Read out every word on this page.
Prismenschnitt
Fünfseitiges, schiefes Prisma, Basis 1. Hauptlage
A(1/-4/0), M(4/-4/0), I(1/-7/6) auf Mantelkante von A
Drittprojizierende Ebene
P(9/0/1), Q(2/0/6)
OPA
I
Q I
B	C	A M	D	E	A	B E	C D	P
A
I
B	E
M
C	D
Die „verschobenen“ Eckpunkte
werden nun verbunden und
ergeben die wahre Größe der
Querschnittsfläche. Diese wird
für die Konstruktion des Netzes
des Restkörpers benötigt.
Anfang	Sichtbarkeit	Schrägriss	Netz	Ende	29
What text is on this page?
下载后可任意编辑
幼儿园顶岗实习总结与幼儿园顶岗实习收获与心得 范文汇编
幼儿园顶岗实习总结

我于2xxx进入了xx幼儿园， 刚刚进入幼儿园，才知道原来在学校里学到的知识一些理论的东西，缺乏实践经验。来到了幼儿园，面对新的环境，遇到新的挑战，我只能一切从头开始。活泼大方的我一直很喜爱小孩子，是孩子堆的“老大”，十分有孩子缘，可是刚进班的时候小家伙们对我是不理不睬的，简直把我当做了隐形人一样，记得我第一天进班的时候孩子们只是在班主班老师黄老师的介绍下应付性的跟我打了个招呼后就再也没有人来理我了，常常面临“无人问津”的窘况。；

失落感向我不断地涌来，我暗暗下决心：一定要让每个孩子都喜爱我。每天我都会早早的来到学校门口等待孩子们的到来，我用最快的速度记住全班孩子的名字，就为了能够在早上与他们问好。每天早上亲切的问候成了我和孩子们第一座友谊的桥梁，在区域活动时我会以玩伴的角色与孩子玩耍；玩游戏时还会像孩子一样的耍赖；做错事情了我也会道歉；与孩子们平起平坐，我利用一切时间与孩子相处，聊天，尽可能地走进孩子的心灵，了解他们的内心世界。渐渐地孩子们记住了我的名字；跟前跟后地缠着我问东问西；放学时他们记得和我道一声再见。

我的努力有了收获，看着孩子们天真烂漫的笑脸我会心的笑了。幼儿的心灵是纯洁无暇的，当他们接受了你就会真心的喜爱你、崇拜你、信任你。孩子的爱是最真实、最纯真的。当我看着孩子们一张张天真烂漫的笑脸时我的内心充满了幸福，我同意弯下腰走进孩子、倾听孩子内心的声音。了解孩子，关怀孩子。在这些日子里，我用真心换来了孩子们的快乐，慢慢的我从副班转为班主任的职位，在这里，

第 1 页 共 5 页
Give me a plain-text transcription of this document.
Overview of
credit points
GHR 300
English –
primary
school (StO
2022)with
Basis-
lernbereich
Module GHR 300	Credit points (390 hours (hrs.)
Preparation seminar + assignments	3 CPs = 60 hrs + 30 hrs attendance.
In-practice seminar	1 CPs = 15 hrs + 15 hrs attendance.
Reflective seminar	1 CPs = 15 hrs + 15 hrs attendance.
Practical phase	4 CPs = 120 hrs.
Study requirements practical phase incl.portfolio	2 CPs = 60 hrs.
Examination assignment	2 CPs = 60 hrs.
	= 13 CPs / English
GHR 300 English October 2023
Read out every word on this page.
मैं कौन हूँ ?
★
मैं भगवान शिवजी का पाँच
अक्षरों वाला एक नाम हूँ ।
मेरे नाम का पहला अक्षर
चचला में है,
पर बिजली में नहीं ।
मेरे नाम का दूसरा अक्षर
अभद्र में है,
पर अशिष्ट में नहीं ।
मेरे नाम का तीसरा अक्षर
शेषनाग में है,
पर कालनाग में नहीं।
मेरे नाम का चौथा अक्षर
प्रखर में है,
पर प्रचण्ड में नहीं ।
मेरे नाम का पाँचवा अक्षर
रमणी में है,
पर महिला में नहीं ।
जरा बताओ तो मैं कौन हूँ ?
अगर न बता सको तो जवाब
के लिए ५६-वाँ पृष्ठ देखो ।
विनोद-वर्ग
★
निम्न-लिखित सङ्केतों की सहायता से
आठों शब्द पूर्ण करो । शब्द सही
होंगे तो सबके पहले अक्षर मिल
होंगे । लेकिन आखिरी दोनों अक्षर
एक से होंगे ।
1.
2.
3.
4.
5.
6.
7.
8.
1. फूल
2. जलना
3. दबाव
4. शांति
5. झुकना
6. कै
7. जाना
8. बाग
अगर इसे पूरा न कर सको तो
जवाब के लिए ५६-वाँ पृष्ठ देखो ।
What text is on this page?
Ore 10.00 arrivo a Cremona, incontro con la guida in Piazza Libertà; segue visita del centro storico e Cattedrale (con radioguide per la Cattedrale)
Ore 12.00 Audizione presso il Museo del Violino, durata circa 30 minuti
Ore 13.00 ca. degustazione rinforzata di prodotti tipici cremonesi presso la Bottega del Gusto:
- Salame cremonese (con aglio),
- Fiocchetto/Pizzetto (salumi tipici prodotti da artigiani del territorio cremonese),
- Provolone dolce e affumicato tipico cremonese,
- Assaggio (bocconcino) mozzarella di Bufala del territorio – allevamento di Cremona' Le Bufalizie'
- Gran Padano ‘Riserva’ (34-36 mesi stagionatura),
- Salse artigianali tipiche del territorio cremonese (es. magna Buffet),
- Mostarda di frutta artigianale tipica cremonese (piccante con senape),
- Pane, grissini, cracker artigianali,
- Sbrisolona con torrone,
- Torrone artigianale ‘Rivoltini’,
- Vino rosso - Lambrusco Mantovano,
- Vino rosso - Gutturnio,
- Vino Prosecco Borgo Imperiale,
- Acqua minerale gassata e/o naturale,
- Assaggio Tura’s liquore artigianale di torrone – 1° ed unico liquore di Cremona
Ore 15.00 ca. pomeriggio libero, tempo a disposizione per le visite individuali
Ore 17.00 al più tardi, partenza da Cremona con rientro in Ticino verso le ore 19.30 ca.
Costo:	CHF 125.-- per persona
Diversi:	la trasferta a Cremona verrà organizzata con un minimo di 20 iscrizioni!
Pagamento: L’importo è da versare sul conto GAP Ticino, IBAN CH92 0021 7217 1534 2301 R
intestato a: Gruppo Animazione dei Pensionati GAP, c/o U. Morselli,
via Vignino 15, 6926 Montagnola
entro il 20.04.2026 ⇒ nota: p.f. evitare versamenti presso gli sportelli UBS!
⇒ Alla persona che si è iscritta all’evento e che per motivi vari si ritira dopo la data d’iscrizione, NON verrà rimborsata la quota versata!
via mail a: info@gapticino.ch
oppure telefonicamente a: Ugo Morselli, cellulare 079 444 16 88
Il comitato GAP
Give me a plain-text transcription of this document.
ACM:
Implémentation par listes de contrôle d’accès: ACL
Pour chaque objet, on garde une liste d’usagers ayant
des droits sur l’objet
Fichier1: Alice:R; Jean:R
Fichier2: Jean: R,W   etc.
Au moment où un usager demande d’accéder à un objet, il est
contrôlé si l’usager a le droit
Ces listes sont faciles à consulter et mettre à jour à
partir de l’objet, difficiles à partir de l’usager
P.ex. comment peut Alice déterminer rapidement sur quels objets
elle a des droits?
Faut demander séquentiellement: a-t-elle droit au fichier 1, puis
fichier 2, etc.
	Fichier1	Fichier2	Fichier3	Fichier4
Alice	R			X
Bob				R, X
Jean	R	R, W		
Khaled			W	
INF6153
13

# # # # # # #

What is required ▸
Copy each line holding the word "presso" from the listing above.

Result for this task ▸
Ore 12.00 Audizione presso il Museo del Violino, durata circa 30 minuti
Ore 13.00 ca. degustazione rinforzata di prodotti tipici cremonesi presso la Bottega del Gusto:
entro il 20.04.2026 ⇒ nota: p.f. evitare versamenti presso gli sportelli UBS!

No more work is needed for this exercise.